[start Data for processing]
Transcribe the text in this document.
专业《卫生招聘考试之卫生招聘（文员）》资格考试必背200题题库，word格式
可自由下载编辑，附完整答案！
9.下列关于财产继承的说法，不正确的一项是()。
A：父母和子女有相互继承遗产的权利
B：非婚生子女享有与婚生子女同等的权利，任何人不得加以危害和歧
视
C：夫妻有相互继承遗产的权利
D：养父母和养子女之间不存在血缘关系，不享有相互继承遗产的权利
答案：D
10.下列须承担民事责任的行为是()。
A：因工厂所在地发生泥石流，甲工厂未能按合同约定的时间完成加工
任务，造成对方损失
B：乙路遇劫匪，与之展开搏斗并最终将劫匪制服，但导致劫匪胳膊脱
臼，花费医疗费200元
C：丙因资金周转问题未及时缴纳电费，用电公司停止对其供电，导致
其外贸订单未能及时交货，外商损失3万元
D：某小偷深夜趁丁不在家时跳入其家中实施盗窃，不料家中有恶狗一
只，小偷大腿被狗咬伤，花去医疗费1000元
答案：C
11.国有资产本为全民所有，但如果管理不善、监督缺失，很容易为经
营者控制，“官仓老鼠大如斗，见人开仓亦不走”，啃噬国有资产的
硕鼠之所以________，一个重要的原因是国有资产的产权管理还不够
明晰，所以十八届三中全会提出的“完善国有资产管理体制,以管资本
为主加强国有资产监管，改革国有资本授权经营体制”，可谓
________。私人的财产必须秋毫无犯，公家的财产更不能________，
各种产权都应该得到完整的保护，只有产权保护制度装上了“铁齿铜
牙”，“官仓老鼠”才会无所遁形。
[end Data for processing]
Exercise prompt. Output each entry precisely as given.

Exercise solution.
Transcribe the text in this document.
专业《卫生招聘考试之卫生招聘（文员）》资格考试必背200题题库，word格式
可自由下载编辑，附完整答案！
9.下列关于财产继承的说法，不正确的一项是()。
A：父母和子女有相互继承遗产的权利
B：非婚生子女享有与婚生子女同等的权利，任何人不得加以危害和歧
视
C：夫妻有相互继承遗产的权利
D：养父母和养子女之间不存在血缘关系，不享有相互继承遗产的权利
答案：D
10.下列须承担民事责任的行为是()。
A：因工厂所在地发生泥石流，甲工厂未能按合同约定的时间完成加工
任务，造成对方损失
B：乙路遇劫匪，与之展开搏斗并最终将劫匪制服，但导致劫匪胳膊脱
臼，花费医疗费200元
C：丙因资金周转问题未及时缴纳电费，用电公司停止对其供电，导致
其外贸订单未能及时交货，外商损失3万元
D：某小偷深夜趁丁不在家时跳入其家中实施盗窃，不料家中有恶狗一
只，小偷大腿被狗咬伤，花去医疗费1000元
答案：C
11.国有资产本为全民所有，但如果管理不善、监督缺失，很容易为经
营者控制，“官仓老鼠大如斗，见人开仓亦不走”，啃噬国有资产的
硕鼠之所以________，一个重要的原因是国有资产的产权管理还不够
明晰，所以十八届三中全会提出的“完善国有资产管理体制,以管资本
为主加强国有资产监管，改革国有资本授权经营体制”，可谓
________。私人的财产必须秋毫无犯，公家的财产更不能________，
各种产权都应该得到完整的保护，只有产权保护制度装上了“铁齿铜
牙”，“官仓老鼠”才会无所遁形。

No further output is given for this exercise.